* **Listed entries**
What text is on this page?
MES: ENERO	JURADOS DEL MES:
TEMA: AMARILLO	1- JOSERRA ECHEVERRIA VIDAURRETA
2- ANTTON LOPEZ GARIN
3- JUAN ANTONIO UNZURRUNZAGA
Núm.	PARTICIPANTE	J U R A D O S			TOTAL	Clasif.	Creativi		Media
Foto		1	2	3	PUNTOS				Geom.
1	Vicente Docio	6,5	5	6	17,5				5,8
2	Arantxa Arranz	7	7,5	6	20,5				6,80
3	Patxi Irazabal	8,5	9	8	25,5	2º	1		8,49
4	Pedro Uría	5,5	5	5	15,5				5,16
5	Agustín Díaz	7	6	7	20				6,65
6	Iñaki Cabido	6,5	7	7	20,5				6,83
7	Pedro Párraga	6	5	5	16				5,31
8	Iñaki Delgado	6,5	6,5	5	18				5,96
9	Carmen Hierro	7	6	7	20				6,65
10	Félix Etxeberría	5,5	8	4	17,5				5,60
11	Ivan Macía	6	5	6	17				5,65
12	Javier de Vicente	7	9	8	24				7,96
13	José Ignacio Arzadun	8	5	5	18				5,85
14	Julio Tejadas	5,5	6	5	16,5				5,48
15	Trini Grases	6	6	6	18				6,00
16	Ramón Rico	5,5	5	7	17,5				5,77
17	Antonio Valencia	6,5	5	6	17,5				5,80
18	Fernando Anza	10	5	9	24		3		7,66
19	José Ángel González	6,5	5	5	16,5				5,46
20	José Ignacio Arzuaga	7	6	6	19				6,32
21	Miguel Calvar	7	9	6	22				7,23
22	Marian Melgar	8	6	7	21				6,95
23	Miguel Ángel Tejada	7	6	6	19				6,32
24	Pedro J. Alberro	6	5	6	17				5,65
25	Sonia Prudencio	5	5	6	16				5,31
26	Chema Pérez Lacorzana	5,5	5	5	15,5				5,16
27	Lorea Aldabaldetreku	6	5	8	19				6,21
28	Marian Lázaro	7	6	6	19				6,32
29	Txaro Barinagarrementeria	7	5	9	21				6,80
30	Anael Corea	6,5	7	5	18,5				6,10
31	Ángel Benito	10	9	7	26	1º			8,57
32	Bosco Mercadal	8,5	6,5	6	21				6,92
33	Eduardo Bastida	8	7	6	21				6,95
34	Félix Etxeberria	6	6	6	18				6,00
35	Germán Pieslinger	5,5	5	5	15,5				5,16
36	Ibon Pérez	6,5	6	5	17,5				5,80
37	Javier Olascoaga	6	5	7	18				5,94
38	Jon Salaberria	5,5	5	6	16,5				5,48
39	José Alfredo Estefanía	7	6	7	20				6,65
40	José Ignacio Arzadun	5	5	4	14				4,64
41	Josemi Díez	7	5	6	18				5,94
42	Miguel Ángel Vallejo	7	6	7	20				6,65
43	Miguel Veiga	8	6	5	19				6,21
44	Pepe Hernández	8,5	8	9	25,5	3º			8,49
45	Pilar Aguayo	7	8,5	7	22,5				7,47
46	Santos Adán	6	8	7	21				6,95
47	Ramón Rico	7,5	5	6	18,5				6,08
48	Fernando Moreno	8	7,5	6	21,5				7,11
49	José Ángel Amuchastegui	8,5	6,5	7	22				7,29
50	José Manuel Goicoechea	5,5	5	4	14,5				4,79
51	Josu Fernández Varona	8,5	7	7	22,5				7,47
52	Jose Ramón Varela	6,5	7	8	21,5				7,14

* **Instructions to follow**
Repeat every line of the records above exactly.

* **Expected output**
What text is on this page?
MES: ENERO	JURADOS DEL MES:
TEMA: AMARILLO	1- JOSERRA ECHEVERRIA VIDAURRETA
2- ANTTON LOPEZ GARIN
3- JUAN ANTONIO UNZURRUNZAGA
Núm.	PARTICIPANTE	J U R A D O S			TOTAL	Clasif.	Creativi		Media
Foto		1	2	3	PUNTOS				Geom.
1	Vicente Docio	6,5	5	6	17,5				5,8
2	Arantxa Arranz	7	7,5	6	20,5				6,80
3	Patxi Irazabal	8,5	9	8	25,5	2º	1		8,49
4	Pedro Uría	5,5	5	5	15,5				5,16
5	Agustín Díaz	7	6	7	20				6,65
6	Iñaki Cabido	6,5	7	7	20,5				6,83
7	Pedro Párraga	6	5	5	16				5,31
8	Iñaki Delgado	6,5	6,5	5	18				5,96
9	Carmen Hierro	7	6	7	20				6,65
10	Félix Etxeberría	5,5	8	4	17,5				5,60
11	Ivan Macía	6	5	6	17				5,65
12	Javier de Vicente	7	9	8	24				7,96
13	José Ignacio Arzadun	8	5	5	18				5,85
14	Julio Tejadas	5,5	6	5	16,5				5,48
15	Trini Grases	6	6	6	18				6,00
16	Ramón Rico	5,5	5	7	17,5				5,77
17	Antonio Valencia	6,5	5	6	17,5				5,80
18	Fernando Anza	10	5	9	24		3		7,66
19	José Ángel González	6,5	5	5	16,5				5,46
20	José Ignacio Arzuaga	7	6	6	19				6,32
21	Miguel Calvar	7	9	6	22				7,23
22	Marian Melgar	8	6	7	21				6,95
23	Miguel Ángel Tejada	7	6	6	19				6,32
24	Pedro J. Alberro	6	5	6	17				5,65
25	Sonia Prudencio	5	5	6	16				5,31
26	Chema Pérez Lacorzana	5,5	5	5	15,5				5,16
27	Lorea Aldabaldetreku	6	5	8	19				6,21
28	Marian Lázaro	7	6	6	19				6,32
29	Txaro Barinagarrementeria	7	5	9	21				6,80
30	Anael Corea	6,5	7	5	18,5				6,10
31	Ángel Benito	10	9	7	26	1º			8,57
32	Bosco Mercadal	8,5	6,5	6	21				6,92
33	Eduardo Bastida	8	7	6	21				6,95
34	Félix Etxeberria	6	6	6	18				6,00
35	Germán Pieslinger	5,5	5	5	15,5				5,16
36	Ibon Pérez	6,5	6	5	17,5				5,80
37	Javier Olascoaga	6	5	7	18				5,94
38	Jon Salaberria	5,5	5	6	16,5				5,48
39	José Alfredo Estefanía	7	6	7	20				6,65
40	José Ignacio Arzadun	5	5	4	14				4,64
41	Josemi Díez	7	5	6	18				5,94
42	Miguel Ángel Vallejo	7	6	7	20				6,65
43	Miguel Veiga	8	6	5	19				6,21
44	Pepe Hernández	8,5	8	9	25,5	3º			8,49
45	Pilar Aguayo	7	8,5	7	22,5				7,47
46	Santos Adán	6	8	7	21				6,95
47	Ramón Rico	7,5	5	6	18,5				6,08
48	Fernando Moreno	8	7,5	6	21,5				7,11
49	José Ángel Amuchastegui	8,5	6,5	7	22				7,29
50	José Manuel Goicoechea	5,5	5	4	14,5				4,79
51	Josu Fernández Varona	8,5	7	7	22,5				7,47
52	Jose Ramón Varela	6,5	7	8	21,5				7,14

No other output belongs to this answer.